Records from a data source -
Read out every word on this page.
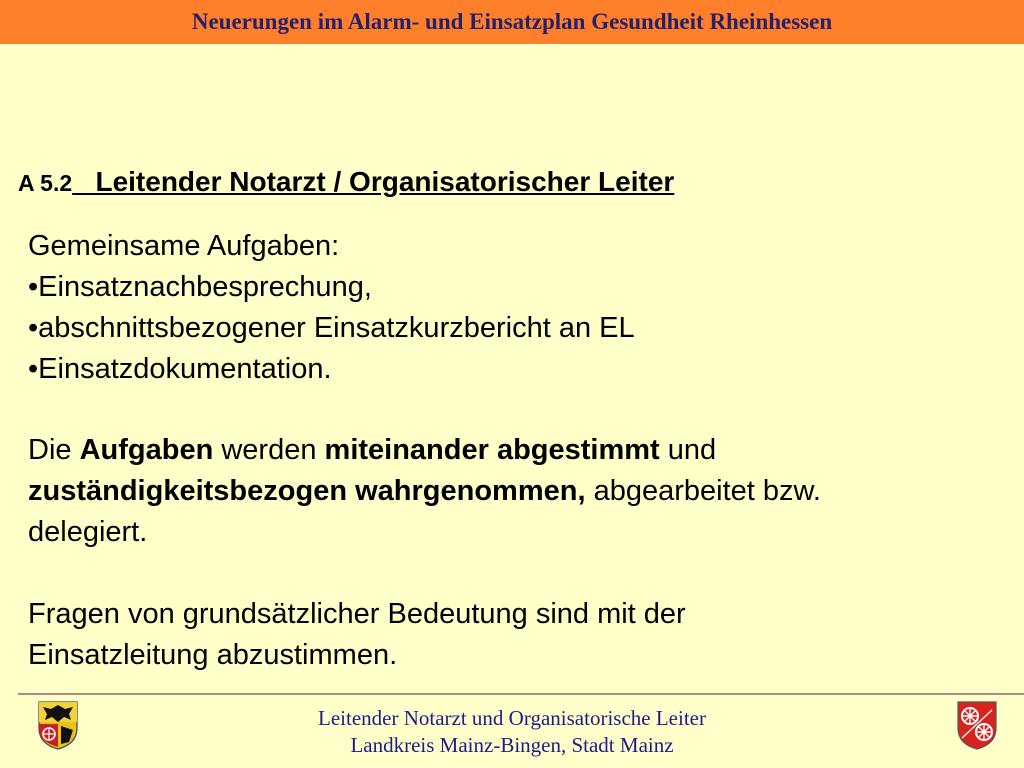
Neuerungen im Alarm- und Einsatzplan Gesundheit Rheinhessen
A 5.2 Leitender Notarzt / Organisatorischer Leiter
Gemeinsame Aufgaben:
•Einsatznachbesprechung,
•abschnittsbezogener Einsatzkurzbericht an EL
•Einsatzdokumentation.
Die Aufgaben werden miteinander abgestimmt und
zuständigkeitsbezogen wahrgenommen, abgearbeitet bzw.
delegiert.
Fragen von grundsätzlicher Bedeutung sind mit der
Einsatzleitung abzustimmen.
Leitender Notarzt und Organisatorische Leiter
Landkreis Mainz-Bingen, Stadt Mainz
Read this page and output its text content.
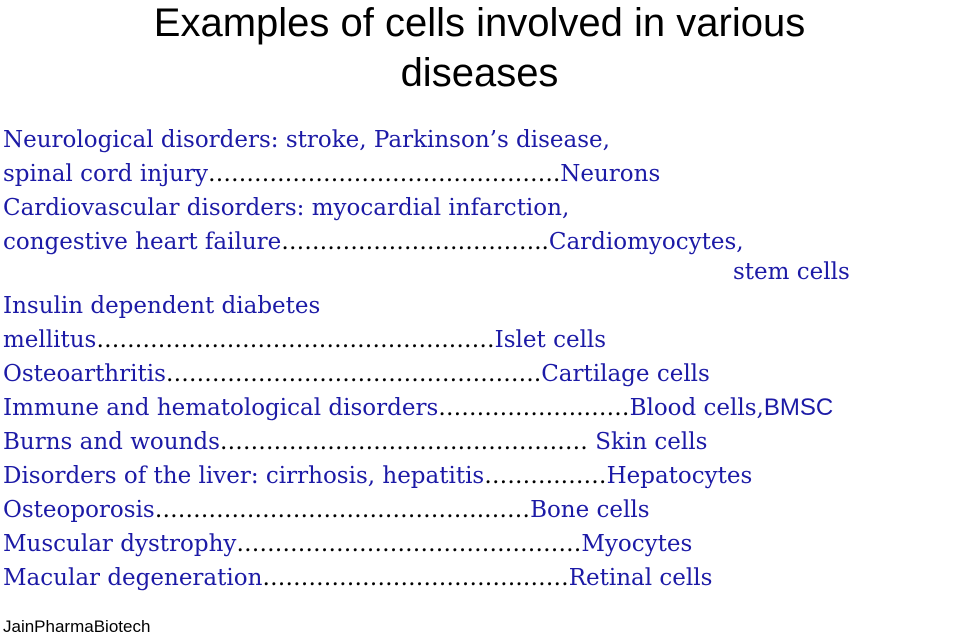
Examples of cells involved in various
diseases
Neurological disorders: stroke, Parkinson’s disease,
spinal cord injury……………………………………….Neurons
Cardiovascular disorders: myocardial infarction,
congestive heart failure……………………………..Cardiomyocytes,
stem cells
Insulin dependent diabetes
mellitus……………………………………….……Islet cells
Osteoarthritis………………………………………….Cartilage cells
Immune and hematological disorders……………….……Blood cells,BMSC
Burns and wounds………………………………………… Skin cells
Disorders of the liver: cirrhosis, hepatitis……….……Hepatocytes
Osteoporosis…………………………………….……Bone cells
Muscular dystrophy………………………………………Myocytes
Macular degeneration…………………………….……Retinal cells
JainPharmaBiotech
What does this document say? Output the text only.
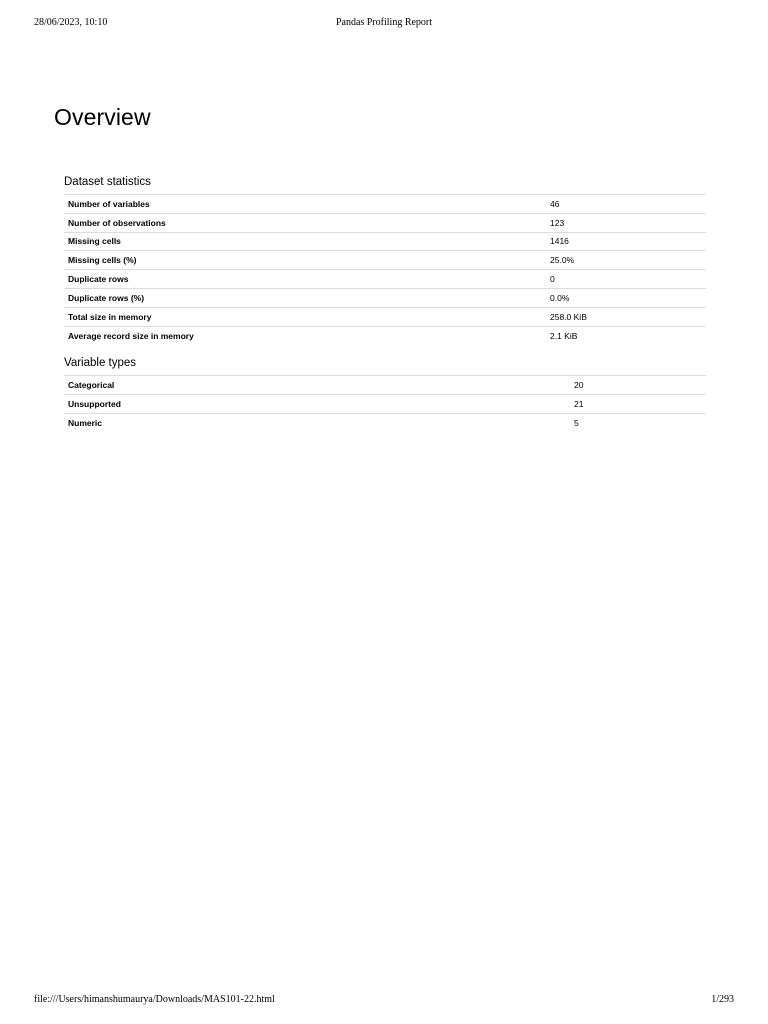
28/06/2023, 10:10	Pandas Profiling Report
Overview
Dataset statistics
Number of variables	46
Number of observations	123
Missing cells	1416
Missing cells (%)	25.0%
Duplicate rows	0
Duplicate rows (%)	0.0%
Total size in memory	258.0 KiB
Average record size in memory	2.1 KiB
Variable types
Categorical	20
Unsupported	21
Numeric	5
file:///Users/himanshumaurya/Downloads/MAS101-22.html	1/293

TASK OBJECTIVE - Produce an exact copy of the lines from the line with "What does this" through the last line of the data above, both ends included. No pictures belong in it.

RESULT OF THE EXERCISE -
What does this document say? Output the text only.
28/06/2023, 10:10	Pandas Profiling Report
Overview
Dataset statistics
Number of variables	46
Number of observations	123
Missing cells	1416
Missing cells (%)	25.0%
Duplicate rows	0
Duplicate rows (%)	0.0%
Total size in memory	258.0 KiB
Average record size in memory	2.1 KiB
Variable types
Categorical	20
Unsupported	21
Numeric	5
file:///Users/himanshumaurya/Downloads/MAS101-22.html	1/293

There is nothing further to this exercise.